* Provided records *
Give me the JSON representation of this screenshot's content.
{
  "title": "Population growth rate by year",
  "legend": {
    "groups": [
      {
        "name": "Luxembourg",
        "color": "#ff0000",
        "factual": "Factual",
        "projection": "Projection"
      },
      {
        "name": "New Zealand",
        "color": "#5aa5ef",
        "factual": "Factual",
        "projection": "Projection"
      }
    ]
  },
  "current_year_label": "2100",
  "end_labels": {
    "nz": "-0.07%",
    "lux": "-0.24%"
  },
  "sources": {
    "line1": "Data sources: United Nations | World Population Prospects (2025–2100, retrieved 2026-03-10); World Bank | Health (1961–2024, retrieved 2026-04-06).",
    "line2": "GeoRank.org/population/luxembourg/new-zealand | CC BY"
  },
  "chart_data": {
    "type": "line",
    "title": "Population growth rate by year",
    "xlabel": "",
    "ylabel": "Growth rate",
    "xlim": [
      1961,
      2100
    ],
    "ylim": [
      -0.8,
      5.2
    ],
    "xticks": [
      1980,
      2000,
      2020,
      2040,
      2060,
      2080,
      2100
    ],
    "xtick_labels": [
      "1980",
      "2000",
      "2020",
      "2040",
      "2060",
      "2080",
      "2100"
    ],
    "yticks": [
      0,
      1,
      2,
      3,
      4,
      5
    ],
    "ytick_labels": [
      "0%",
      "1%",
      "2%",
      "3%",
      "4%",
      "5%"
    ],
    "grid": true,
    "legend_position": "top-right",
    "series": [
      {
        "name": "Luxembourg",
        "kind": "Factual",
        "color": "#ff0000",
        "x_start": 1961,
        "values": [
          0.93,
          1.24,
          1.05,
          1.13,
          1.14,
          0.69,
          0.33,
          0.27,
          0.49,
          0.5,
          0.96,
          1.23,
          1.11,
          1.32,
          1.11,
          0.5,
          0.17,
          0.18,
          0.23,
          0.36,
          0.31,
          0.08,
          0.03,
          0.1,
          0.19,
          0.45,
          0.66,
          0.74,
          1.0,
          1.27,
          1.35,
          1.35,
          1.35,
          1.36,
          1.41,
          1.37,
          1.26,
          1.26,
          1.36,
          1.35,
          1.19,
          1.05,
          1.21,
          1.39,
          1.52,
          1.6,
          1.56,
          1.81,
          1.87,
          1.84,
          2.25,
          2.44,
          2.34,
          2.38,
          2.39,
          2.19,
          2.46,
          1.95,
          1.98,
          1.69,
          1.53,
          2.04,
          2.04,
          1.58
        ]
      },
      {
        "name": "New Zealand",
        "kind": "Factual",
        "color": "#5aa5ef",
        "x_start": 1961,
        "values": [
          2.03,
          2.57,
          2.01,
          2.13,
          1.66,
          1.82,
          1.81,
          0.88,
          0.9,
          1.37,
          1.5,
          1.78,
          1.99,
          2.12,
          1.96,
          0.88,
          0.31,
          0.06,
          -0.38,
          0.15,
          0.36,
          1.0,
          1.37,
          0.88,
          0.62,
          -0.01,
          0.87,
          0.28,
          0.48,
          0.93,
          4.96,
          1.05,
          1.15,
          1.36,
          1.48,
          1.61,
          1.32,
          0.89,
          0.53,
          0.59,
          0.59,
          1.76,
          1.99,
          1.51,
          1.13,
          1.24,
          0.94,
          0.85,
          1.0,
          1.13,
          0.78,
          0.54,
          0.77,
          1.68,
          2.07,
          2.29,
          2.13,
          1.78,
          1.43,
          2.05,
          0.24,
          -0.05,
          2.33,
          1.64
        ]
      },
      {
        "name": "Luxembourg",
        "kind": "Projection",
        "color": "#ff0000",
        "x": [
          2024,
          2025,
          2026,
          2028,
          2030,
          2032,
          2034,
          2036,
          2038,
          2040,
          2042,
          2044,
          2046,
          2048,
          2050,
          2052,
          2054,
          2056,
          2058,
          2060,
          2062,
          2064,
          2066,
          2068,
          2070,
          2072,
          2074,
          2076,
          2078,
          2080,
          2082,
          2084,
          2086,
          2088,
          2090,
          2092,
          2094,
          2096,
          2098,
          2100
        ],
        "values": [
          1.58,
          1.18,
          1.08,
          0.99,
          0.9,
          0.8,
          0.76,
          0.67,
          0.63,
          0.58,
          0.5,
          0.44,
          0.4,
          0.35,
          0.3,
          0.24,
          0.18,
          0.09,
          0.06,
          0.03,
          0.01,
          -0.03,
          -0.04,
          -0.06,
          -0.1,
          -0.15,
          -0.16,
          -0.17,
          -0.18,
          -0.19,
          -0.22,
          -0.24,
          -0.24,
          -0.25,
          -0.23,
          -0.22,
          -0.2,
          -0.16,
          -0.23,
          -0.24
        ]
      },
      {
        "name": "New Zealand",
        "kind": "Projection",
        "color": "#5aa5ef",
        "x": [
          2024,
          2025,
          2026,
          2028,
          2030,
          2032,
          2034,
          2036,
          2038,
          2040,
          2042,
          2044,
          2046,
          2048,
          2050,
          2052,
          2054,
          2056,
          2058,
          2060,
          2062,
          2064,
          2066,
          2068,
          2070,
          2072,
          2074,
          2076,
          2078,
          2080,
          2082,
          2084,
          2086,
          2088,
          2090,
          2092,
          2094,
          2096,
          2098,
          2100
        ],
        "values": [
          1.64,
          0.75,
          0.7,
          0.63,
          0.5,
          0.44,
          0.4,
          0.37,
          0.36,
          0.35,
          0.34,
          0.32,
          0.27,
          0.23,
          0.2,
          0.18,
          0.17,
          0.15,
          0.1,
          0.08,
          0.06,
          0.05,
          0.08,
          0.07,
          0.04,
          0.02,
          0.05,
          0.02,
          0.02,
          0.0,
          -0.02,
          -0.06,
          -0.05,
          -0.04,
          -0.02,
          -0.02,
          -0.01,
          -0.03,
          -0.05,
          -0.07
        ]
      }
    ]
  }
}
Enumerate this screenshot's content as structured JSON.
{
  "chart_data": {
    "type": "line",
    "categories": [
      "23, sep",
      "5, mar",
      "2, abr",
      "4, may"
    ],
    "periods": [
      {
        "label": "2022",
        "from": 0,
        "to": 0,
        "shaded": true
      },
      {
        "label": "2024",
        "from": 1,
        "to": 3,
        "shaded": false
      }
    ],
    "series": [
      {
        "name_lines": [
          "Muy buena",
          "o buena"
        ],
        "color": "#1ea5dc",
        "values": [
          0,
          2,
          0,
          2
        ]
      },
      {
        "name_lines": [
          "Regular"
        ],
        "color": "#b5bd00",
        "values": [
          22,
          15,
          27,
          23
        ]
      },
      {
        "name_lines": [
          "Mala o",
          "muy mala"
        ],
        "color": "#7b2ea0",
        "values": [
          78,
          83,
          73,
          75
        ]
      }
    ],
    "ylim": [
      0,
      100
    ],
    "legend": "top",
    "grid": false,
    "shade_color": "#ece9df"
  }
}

* Task description *
Each line of the material above needs to be quoted exactly, please.

* Solution below *
Give me the JSON representation of this screenshot's content.
{
  "title": "Population growth rate by year",
  "legend": {
    "groups": [
      {
        "name": "Luxembourg",
        "color": "#ff0000",
        "factual": "Factual",
        "projection": "Projection"
      },
      {
        "name": "New Zealand",
        "color": "#5aa5ef",
        "factual": "Factual",
        "projection": "Projection"
      }
    ]
  },
  "current_year_label": "2100",
  "end_labels": {
    "nz": "-0.07%",
    "lux": "-0.24%"
  },
  "sources": {
    "line1": "Data sources: United Nations | World Population Prospects (2025–2100, retrieved 2026-03-10); World Bank | Health (1961–2024, retrieved 2026-04-06).",
    "line2": "GeoRank.org/population/luxembourg/new-zealand | CC BY"
  },
  "chart_data": {
    "type": "line",
    "title": "Population growth rate by year",
    "xlabel": "",
    "ylabel": "Growth rate",
    "xlim": [
      1961,
      2100
    ],
    "ylim": [
      -0.8,
      5.2
    ],
    "xticks": [
      1980,
      2000,
      2020,
      2040,
      2060,
      2080,
      2100
    ],
    "xtick_labels": [
      "1980",
      "2000",
      "2020",
      "2040",
      "2060",
      "2080",
      "2100"
    ],
    "yticks": [
      0,
      1,
      2,
      3,
      4,
      5
    ],
    "ytick_labels": [
      "0%",
      "1%",
      "2%",
      "3%",
      "4%",
      "5%"
    ],
    "grid": true,
    "legend_position": "top-right",
    "series": [
      {
        "name": "Luxembourg",
        "kind": "Factual",
        "color": "#ff0000",
        "x_start": 1961,
        "values": [
          0.93,
          1.24,
          1.05,
          1.13,
          1.14,
          0.69,
          0.33,
          0.27,
          0.49,
          0.5,
          0.96,
          1.23,
          1.11,
          1.32,
          1.11,
          0.5,
          0.17,
          0.18,
          0.23,
          0.36,
          0.31,
          0.08,
          0.03,
          0.1,
          0.19,
          0.45,
          0.66,
          0.74,
          1.0,
          1.27,
          1.35,
          1.35,
          1.35,
          1.36,
          1.41,
          1.37,
          1.26,
          1.26,
          1.36,
          1.35,
          1.19,
          1.05,
          1.21,
          1.39,
          1.52,
          1.6,
          1.56,
          1.81,
          1.87,
          1.84,
          2.25,
          2.44,
          2.34,
          2.38,
          2.39,
          2.19,
          2.46,
          1.95,
          1.98,
          1.69,
          1.53,
          2.04,
          2.04,
          1.58
        ]
      },
      {
        "name": "New Zealand",
        "kind": "Factual",
        "color": "#5aa5ef",
        "x_start": 1961,
        "values": [
          2.03,
          2.57,
          2.01,
          2.13,
          1.66,
          1.82,
          1.81,
          0.88,
          0.9,
          1.37,
          1.5,
          1.78,
          1.99,
          2.12,
          1.96,
          0.88,
          0.31,
          0.06,
          -0.38,
          0.15,
          0.36,
          1.0,
          1.37,
          0.88,
          0.62,
          -0.01,
          0.87,
          0.28,
          0.48,
          0.93,
          4.96,
          1.05,
          1.15,
          1.36,
          1.48,
          1.61,
          1.32,
          0.89,
          0.53,
          0.59,
          0.59,
          1.76,
          1.99,
          1.51,
          1.13,
          1.24,
          0.94,
          0.85,
          1.0,
          1.13,
          0.78,
          0.54,
          0.77,
          1.68,
          2.07,
          2.29,
          2.13,
          1.78,
          1.43,
          2.05,
          0.24,
          -0.05,
          2.33,
          1.64
        ]
      },
      {
        "name": "Luxembourg",
        "kind": "Projection",
        "color": "#ff0000",
        "x": [
          2024,
          2025,
          2026,
          2028,
          2030,
          2032,
          2034,
          2036,
          2038,
          2040,
          2042,
          2044,
          2046,
          2048,
          2050,
          2052,
          2054,
          2056,
          2058,
          2060,
          2062,
          2064,
          2066,
          2068,
          2070,
          2072,
          2074,
          2076,
          2078,
          2080,
          2082,
          2084,
          2086,
          2088,
          2090,
          2092,
          2094,
          2096,
          2098,
          2100
        ],
        "values": [
          1.58,
          1.18,
          1.08,
          0.99,
          0.9,
          0.8,
          0.76,
          0.67,
          0.63,
          0.58,
          0.5,
          0.44,
          0.4,
          0.35,
          0.3,
          0.24,
          0.18,
          0.09,
          0.06,
          0.03,
          0.01,
          -0.03,
          -0.04,
          -0.06,
          -0.1,
          -0.15,
          -0.16,
          -0.17,
          -0.18,
          -0.19,
          -0.22,
          -0.24,
          -0.24,
          -0.25,
          -0.23,
          -0.22,
          -0.2,
          -0.16,
          -0.23,
          -0.24
        ]
      },
      {
        "name": "New Zealand",
        "kind": "Projection",
        "color": "#5aa5ef",
        "x": [
          2024,
          2025,
          2026,
          2028,
          2030,
          2032,
          2034,
          2036,
          2038,
          2040,
          2042,
          2044,
          2046,
          2048,
          2050,
          2052,
          2054,
          2056,
          2058,
          2060,
          2062,
          2064,
          2066,
          2068,
          2070,
          2072,
          2074,
          2076,
          2078,
          2080,
          2082,
          2084,
          2086,
          2088,
          2090,
          2092,
          2094,
          2096,
          2098,
          2100
        ],
        "values": [
          1.64,
          0.75,
          0.7,
          0.63,
          0.5,
          0.44,
          0.4,
          0.37,
          0.36,
          0.35,
          0.34,
          0.32,
          0.27,
          0.23,
          0.2,
          0.18,
          0.17,
          0.15,
          0.1,
          0.08,
          0.06,
          0.05,
          0.08,
          0.07,
          0.04,
          0.02,
          0.05,
          0.02,
          0.02,
          0.0,
          -0.02,
          -0.06,
          -0.05,
          -0.04,
          -0.02,
          -0.02,
          -0.01,
          -0.03,
          -0.05,
          -0.07
        ]
      }
    ]
  }
}
Enumerate this screenshot's content as structured JSON.
{
  "chart_data": {
    "type": "line",
    "categories": [
      "23, sep",
      "5, mar",
      "2, abr",
      "4, may"
    ],
    "periods": [
      {
        "label": "2022",
        "from": 0,
        "to": 0,
        "shaded": true
      },
      {
        "label": "2024",
        "from": 1,
        "to": 3,
        "shaded": false
      }
    ],
    "series": [
      {
        "name_lines": [
          "Muy buena",
          "o buena"
        ],
        "color": "#1ea5dc",
        "values": [
          0,
          2,
          0,
          2
        ]
      },
      {
        "name_lines": [
          "Regular"
        ],
        "color": "#b5bd00",
        "values": [
          22,
          15,
          27,
          23
        ]
      },
      {
        "name_lines": [
          "Mala o",
          "muy mala"
        ],
        "color": "#7b2ea0",
        "values": [
          78,
          83,
          73,
          75
        ]
      }
    ],
    "ylim": [
      0,
      100
    ],
    "legend": "top",
    "grid": false,
    "shade_color": "#ece9df"
  }
}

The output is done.